[Task description]: Look over the lines below. Report each one that includes the string "Sunrise".

[Exercise materials]:
════
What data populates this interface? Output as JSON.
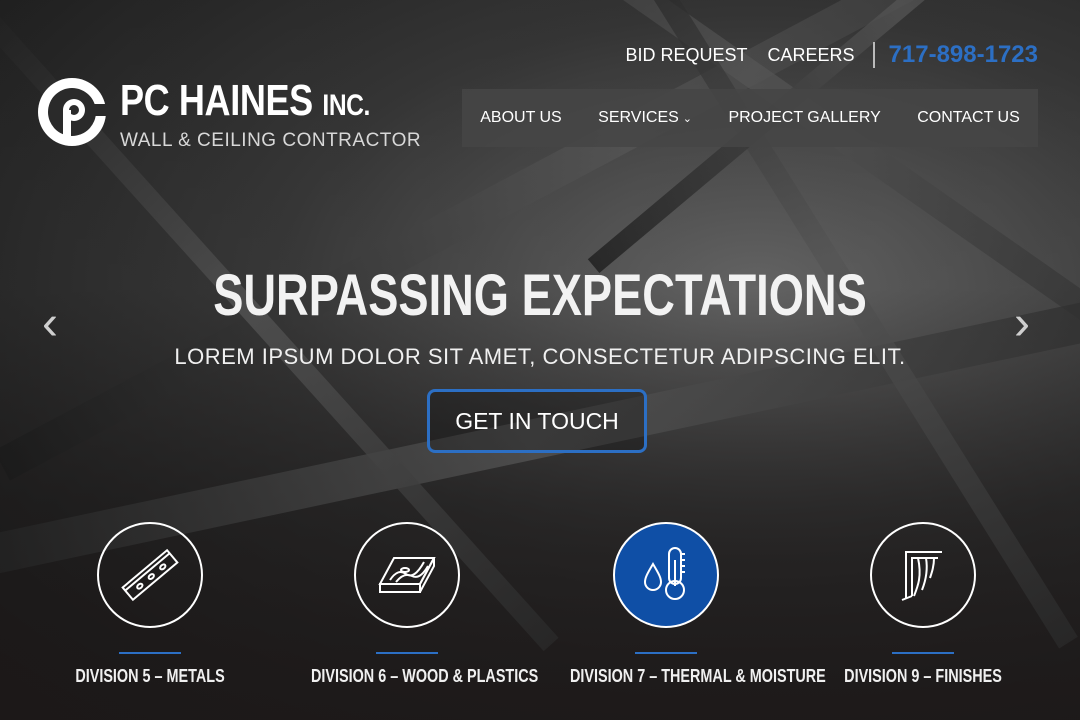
{
  "header": {
    "logo_name": "PC HAINES",
    "logo_suffix": "INC.",
    "logo_tagline": "WALL & CEILING CONTRACTOR",
    "top_links": [
      "BID REQUEST",
      "CAREERS"
    ],
    "phone": "717-898-1723"
  },
  "nav": {
    "items": [
      "ABOUT US",
      "SERVICES",
      "PROJECT GALLERY",
      "CONTACT US"
    ]
  },
  "hero": {
    "headline": "SURPASSING EXPECTATIONS",
    "subline": "LOREM IPSUM DOLOR SIT AMET, CONSECTETUR ADIPSCING ELIT.",
    "cta_label": "GET IN TOUCH",
    "prev_arrow": "‹",
    "next_arrow": "›"
  },
  "divisions": [
    {
      "label": "DIVISION 5 – METALS",
      "icon": "metal-stud-icon"
    },
    {
      "label": "DIVISION 6 – WOOD & PLASTICS",
      "icon": "wood-board-icon"
    },
    {
      "label": "DIVISION 7 – THERMAL & MOISTURE",
      "icon": "thermometer-drop-icon"
    },
    {
      "label": "DIVISION 9 – FINISHES",
      "icon": "drywall-finish-icon"
    }
  ],
  "colors": {
    "accent_blue": "#2c6fc4",
    "active_circle": "#0f4fa6",
    "nav_background": "#464646"
  }
}
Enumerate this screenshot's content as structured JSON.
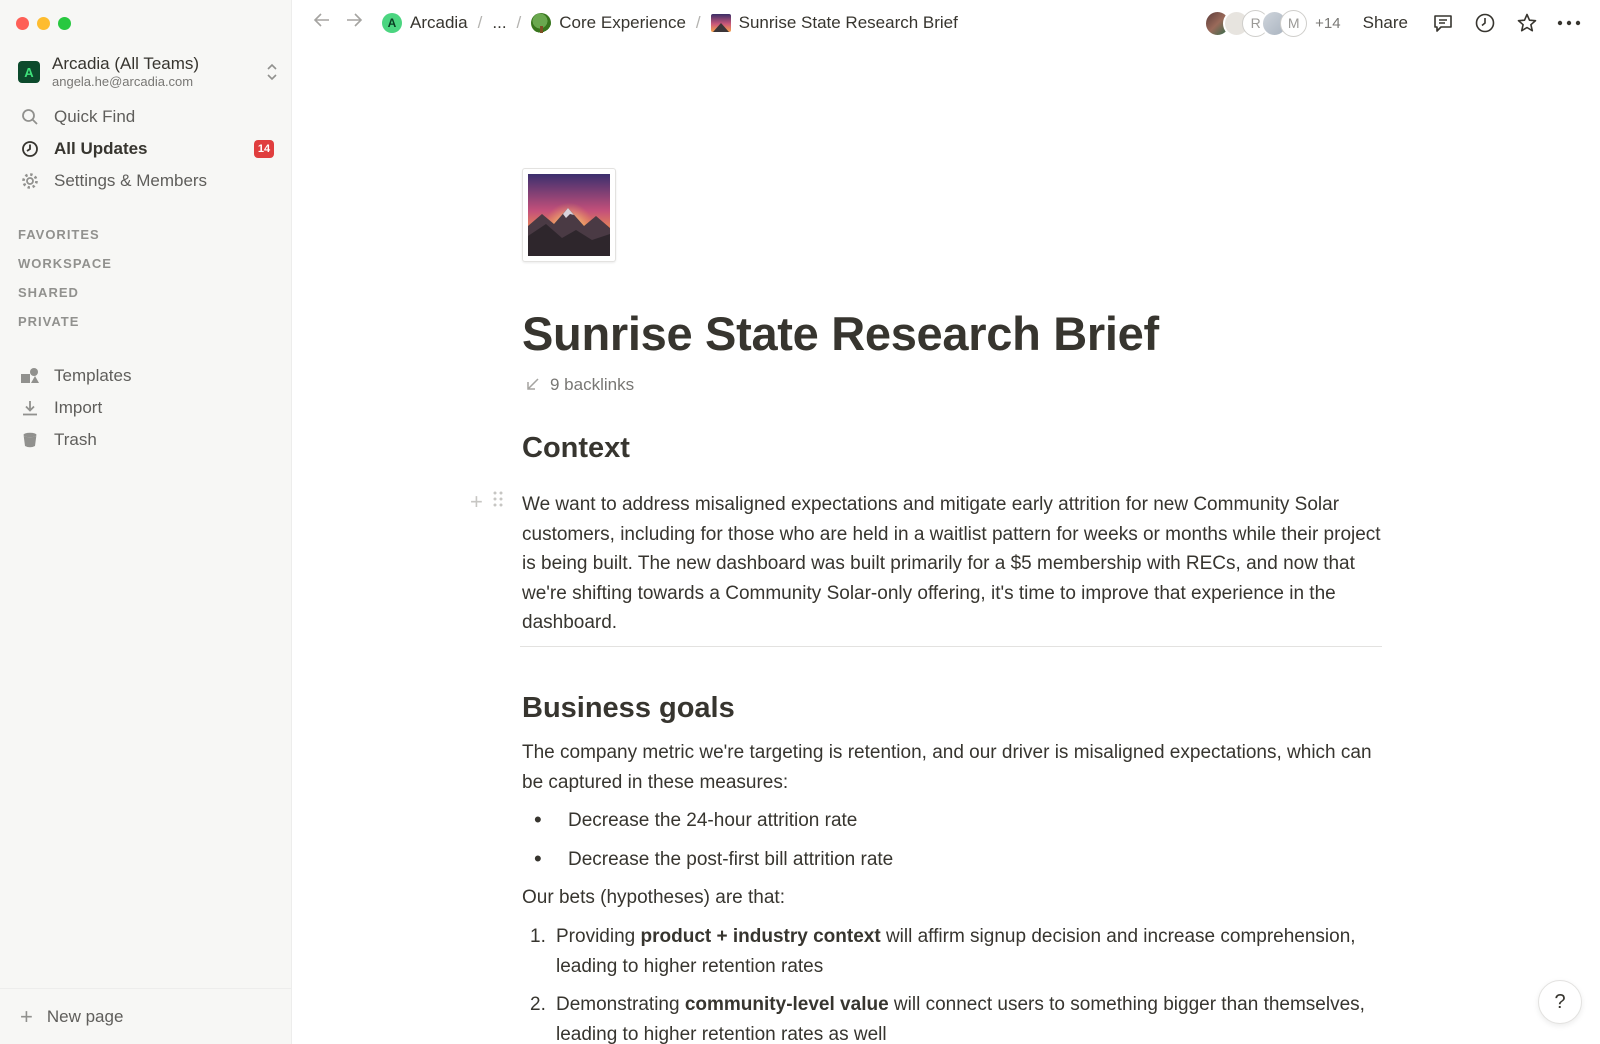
{
  "sidebar": {
    "workspace": {
      "logo_letter": "A",
      "name": "Arcadia (All Teams)",
      "email": "angela.he@arcadia.com"
    },
    "nav": [
      {
        "label": "Quick Find",
        "icon": "search-icon"
      },
      {
        "label": "All Updates",
        "icon": "clock-icon",
        "badge": "14"
      },
      {
        "label": "Settings & Members",
        "icon": "gear-icon"
      }
    ],
    "sections": [
      "FAVORITES",
      "WORKSPACE",
      "SHARED",
      "PRIVATE"
    ],
    "nav2": [
      {
        "label": "Templates",
        "icon": "templates-icon"
      },
      {
        "label": "Import",
        "icon": "download-icon"
      },
      {
        "label": "Trash",
        "icon": "trash-icon"
      }
    ],
    "new_page": "New page"
  },
  "topbar": {
    "breadcrumb": {
      "root": "Arcadia",
      "root_icon_letter": "A",
      "ellipsis": "...",
      "parent": "Core Experience",
      "current": "Sunrise State Research Brief",
      "separator": "/"
    },
    "avatars": {
      "initial_r": "R",
      "initial_m": "M",
      "more": "+14"
    },
    "share": "Share"
  },
  "page": {
    "title": "Sunrise State Research Brief",
    "backlinks": "9 backlinks",
    "context_heading": "Context",
    "context_text": "We want to address misaligned expectations and mitigate early attrition for new Community Solar customers, including for those who are held in a waitlist pattern for weeks or months while their project is being built. The new dashboard was built primarily for a $5 membership with RECs, and now that we're shifting towards a Community Solar-only offering, it's time to improve that experience in the dashboard.",
    "goals_heading": "Business goals",
    "goals_text": "The company metric we're targeting is retention, and our driver is misaligned expectations, which can be captured in these measures:",
    "bullets": [
      "Decrease the 24-hour attrition rate",
      "Decrease the post-first bill attrition rate"
    ],
    "bets_intro": "Our bets (hypotheses) are that:",
    "numbered": [
      {
        "num": "1.",
        "pre": "Providing ",
        "bold": "product + industry context",
        "post": " will affirm signup decision and increase comprehension, leading to higher retention rates"
      },
      {
        "num": "2.",
        "pre": "Demonstrating ",
        "bold": "community-level value",
        "post": " will connect users to something bigger than themselves, leading to higher retention rates as well"
      }
    ]
  },
  "help": "?"
}
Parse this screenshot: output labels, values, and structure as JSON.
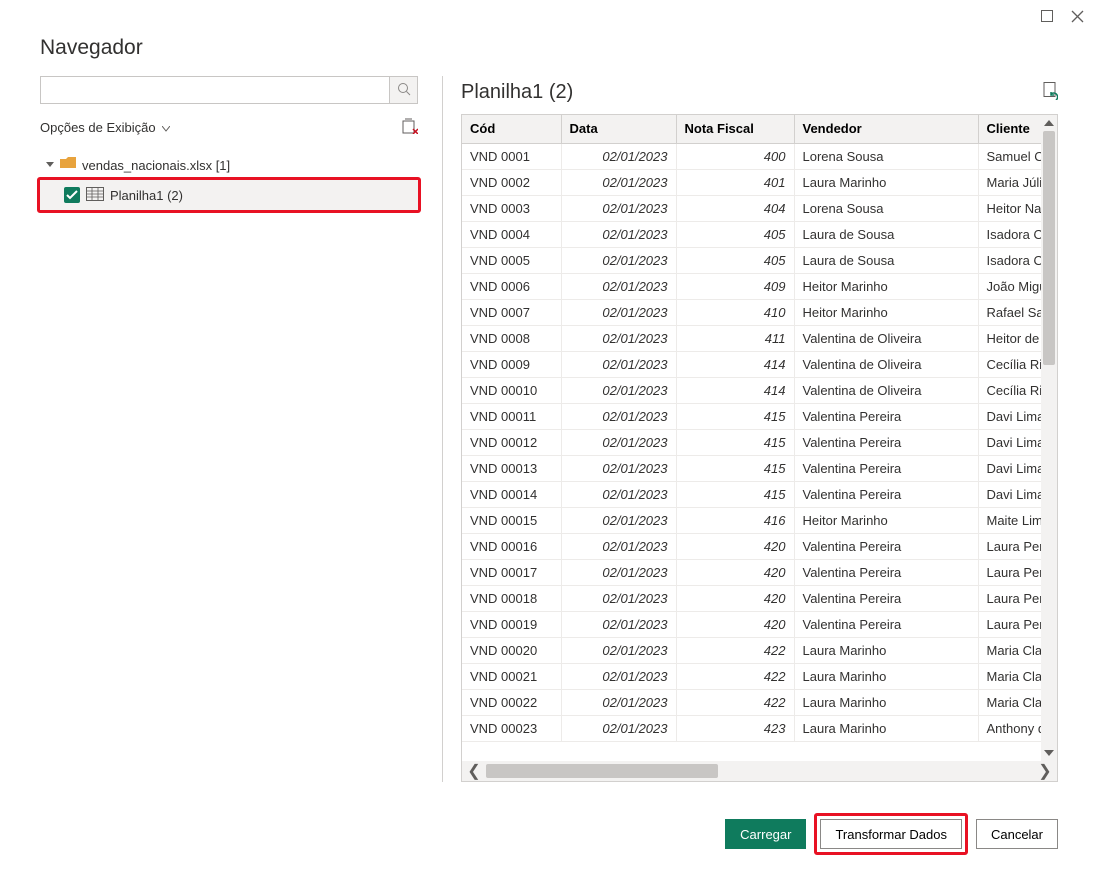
{
  "dialog": {
    "title": "Navegador"
  },
  "left": {
    "display_options_label": "Opções de Exibição",
    "file_label": "vendas_nacionais.xlsx [1]",
    "sheet_label": "Planilha1 (2)"
  },
  "preview": {
    "title": "Planilha1 (2)",
    "columns": [
      "Cód",
      "Data",
      "Nota Fiscal",
      "Vendedor",
      "Cliente"
    ],
    "rows": [
      {
        "cod": "VND 0001",
        "data": "02/01/2023",
        "nf": "400",
        "vend": "Lorena Sousa",
        "cli": "Samuel Co"
      },
      {
        "cod": "VND 0002",
        "data": "02/01/2023",
        "nf": "401",
        "vend": "Laura Marinho",
        "cli": "Maria Júlia"
      },
      {
        "cod": "VND 0003",
        "data": "02/01/2023",
        "nf": "404",
        "vend": "Lorena Sousa",
        "cli": "Heitor Nas"
      },
      {
        "cod": "VND 0004",
        "data": "02/01/2023",
        "nf": "405",
        "vend": "Laura de Sousa",
        "cli": "Isadora Oli"
      },
      {
        "cod": "VND 0005",
        "data": "02/01/2023",
        "nf": "405",
        "vend": "Laura de Sousa",
        "cli": "Isadora Oli"
      },
      {
        "cod": "VND 0006",
        "data": "02/01/2023",
        "nf": "409",
        "vend": "Heitor Marinho",
        "cli": "João Migu"
      },
      {
        "cod": "VND 0007",
        "data": "02/01/2023",
        "nf": "410",
        "vend": "Heitor Marinho",
        "cli": "Rafael Safr"
      },
      {
        "cod": "VND 0008",
        "data": "02/01/2023",
        "nf": "411",
        "vend": "Valentina de Oliveira",
        "cli": "Heitor de A"
      },
      {
        "cod": "VND 0009",
        "data": "02/01/2023",
        "nf": "414",
        "vend": "Valentina de Oliveira",
        "cli": "Cecília Rib"
      },
      {
        "cod": "VND 00010",
        "data": "02/01/2023",
        "nf": "414",
        "vend": "Valentina de Oliveira",
        "cli": "Cecília Rib"
      },
      {
        "cod": "VND 00011",
        "data": "02/01/2023",
        "nf": "415",
        "vend": "Valentina Pereira",
        "cli": "Davi Lima"
      },
      {
        "cod": "VND 00012",
        "data": "02/01/2023",
        "nf": "415",
        "vend": "Valentina Pereira",
        "cli": "Davi Lima"
      },
      {
        "cod": "VND 00013",
        "data": "02/01/2023",
        "nf": "415",
        "vend": "Valentina Pereira",
        "cli": "Davi Lima"
      },
      {
        "cod": "VND 00014",
        "data": "02/01/2023",
        "nf": "415",
        "vend": "Valentina Pereira",
        "cli": "Davi Lima"
      },
      {
        "cod": "VND 00015",
        "data": "02/01/2023",
        "nf": "416",
        "vend": "Heitor Marinho",
        "cli": "Maite Lima"
      },
      {
        "cod": "VND 00016",
        "data": "02/01/2023",
        "nf": "420",
        "vend": "Valentina Pereira",
        "cli": "Laura Pere"
      },
      {
        "cod": "VND 00017",
        "data": "02/01/2023",
        "nf": "420",
        "vend": "Valentina Pereira",
        "cli": "Laura Pere"
      },
      {
        "cod": "VND 00018",
        "data": "02/01/2023",
        "nf": "420",
        "vend": "Valentina Pereira",
        "cli": "Laura Pere"
      },
      {
        "cod": "VND 00019",
        "data": "02/01/2023",
        "nf": "420",
        "vend": "Valentina Pereira",
        "cli": "Laura Pere"
      },
      {
        "cod": "VND 00020",
        "data": "02/01/2023",
        "nf": "422",
        "vend": "Laura Marinho",
        "cli": "Maria Clar"
      },
      {
        "cod": "VND 00021",
        "data": "02/01/2023",
        "nf": "422",
        "vend": "Laura Marinho",
        "cli": "Maria Clar"
      },
      {
        "cod": "VND 00022",
        "data": "02/01/2023",
        "nf": "422",
        "vend": "Laura Marinho",
        "cli": "Maria Clar"
      },
      {
        "cod": "VND 00023",
        "data": "02/01/2023",
        "nf": "423",
        "vend": "Laura Marinho",
        "cli": "Anthony d"
      }
    ]
  },
  "footer": {
    "load": "Carregar",
    "transform": "Transformar Dados",
    "cancel": "Cancelar"
  }
}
════
[Exercise solution]:
      "current": "Sunrise State Research Brief",
    "title": "Sunrise State Research Brief",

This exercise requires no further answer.